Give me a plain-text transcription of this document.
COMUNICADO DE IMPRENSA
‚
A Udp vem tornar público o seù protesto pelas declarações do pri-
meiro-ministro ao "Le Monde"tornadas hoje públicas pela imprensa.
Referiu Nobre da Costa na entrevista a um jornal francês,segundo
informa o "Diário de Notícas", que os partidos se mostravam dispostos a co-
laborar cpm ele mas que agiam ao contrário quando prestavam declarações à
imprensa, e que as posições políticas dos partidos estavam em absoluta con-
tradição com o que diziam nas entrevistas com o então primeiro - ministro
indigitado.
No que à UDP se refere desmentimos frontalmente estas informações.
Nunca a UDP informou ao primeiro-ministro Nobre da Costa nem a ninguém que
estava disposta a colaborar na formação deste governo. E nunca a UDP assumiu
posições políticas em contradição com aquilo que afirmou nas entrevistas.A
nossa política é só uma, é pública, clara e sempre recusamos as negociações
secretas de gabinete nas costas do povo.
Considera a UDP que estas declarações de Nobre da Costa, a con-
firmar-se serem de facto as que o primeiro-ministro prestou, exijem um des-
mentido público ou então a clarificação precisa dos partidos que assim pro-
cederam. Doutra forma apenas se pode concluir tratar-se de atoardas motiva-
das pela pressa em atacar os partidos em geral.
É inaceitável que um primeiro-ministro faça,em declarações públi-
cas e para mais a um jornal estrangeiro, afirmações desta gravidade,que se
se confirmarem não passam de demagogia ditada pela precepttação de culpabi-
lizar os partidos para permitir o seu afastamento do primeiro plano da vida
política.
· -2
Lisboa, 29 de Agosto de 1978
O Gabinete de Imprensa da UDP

---

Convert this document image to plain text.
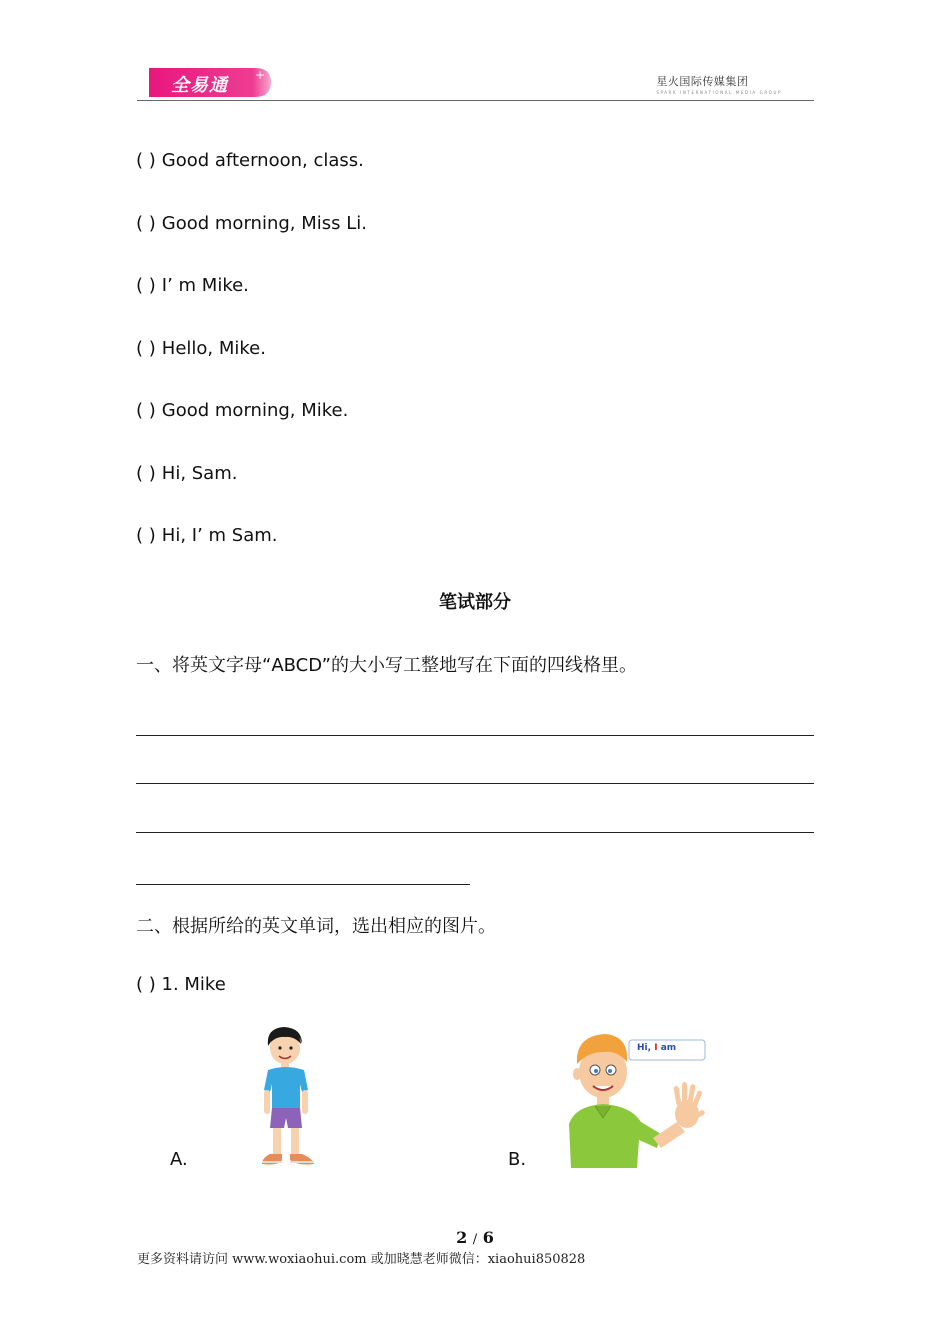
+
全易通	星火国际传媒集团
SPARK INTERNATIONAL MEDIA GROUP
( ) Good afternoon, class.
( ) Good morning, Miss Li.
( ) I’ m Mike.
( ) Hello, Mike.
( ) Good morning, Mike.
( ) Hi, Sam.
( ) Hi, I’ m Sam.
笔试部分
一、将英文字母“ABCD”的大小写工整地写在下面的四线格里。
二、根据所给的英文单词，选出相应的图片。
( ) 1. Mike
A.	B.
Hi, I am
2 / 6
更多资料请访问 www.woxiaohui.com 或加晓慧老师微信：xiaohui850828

---

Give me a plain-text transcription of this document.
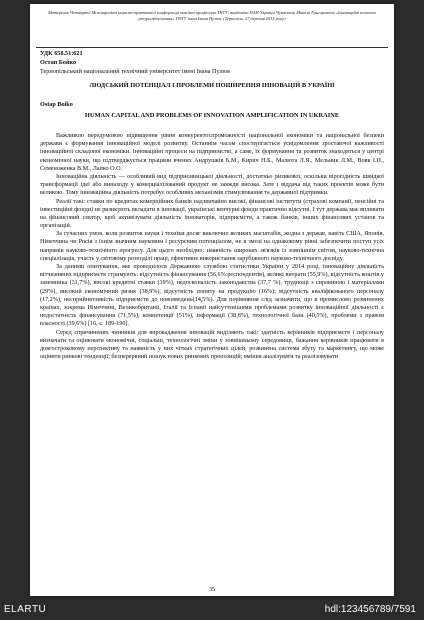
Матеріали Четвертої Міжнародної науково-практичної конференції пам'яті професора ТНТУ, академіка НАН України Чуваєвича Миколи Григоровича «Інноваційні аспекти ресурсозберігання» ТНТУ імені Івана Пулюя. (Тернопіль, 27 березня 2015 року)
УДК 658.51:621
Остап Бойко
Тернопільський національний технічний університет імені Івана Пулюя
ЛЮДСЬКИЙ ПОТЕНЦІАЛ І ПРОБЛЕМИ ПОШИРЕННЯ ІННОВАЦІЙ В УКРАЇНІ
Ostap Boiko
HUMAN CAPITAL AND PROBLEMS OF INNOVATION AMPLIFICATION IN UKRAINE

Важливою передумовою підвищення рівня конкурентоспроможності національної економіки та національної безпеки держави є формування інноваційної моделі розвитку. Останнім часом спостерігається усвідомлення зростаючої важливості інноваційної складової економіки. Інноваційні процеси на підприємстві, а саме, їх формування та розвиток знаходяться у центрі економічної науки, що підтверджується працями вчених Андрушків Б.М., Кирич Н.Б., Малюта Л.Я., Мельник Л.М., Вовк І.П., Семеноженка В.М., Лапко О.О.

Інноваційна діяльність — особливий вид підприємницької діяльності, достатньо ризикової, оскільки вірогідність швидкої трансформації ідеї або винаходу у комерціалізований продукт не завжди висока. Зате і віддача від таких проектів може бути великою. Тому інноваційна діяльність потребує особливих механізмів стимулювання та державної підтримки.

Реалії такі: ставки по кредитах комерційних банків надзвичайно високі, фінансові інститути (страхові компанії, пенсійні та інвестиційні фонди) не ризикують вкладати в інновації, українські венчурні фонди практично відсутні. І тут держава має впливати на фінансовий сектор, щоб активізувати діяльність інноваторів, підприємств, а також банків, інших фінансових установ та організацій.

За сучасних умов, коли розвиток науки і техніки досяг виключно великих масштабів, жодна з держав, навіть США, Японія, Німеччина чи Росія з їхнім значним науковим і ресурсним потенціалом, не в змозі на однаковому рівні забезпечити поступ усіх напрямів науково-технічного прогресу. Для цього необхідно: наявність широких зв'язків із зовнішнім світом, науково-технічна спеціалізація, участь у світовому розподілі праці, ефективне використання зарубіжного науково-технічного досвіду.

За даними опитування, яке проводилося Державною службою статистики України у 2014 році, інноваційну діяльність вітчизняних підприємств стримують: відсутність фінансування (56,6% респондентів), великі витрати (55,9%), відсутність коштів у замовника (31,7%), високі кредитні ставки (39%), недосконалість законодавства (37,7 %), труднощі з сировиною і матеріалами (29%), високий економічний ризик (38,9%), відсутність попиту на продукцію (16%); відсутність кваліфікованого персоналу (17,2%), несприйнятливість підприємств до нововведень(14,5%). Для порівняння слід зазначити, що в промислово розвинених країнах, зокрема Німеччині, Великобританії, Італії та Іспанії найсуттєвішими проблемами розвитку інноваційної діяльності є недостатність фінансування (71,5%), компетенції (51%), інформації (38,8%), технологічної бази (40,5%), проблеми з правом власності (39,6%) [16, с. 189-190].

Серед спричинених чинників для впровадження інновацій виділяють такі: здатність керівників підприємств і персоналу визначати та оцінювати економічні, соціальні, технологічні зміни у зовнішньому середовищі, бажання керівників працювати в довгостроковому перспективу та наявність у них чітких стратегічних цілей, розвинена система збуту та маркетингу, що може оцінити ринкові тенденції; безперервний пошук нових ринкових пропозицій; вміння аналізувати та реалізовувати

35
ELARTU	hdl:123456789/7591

● Problem requirements
Where does the word "declarações" appear? Return each line that holds it.

● Correct result
A Udp vem tornar público o seù protesto pelas declarações do pri-
laborar cpm ele mas que agiam ao contrário quando prestavam declarações à
Considera a UDP que estas declarações de Nobre da Costa, a con-
É inaceitável que um primeiro-ministro faça,em declarações públi-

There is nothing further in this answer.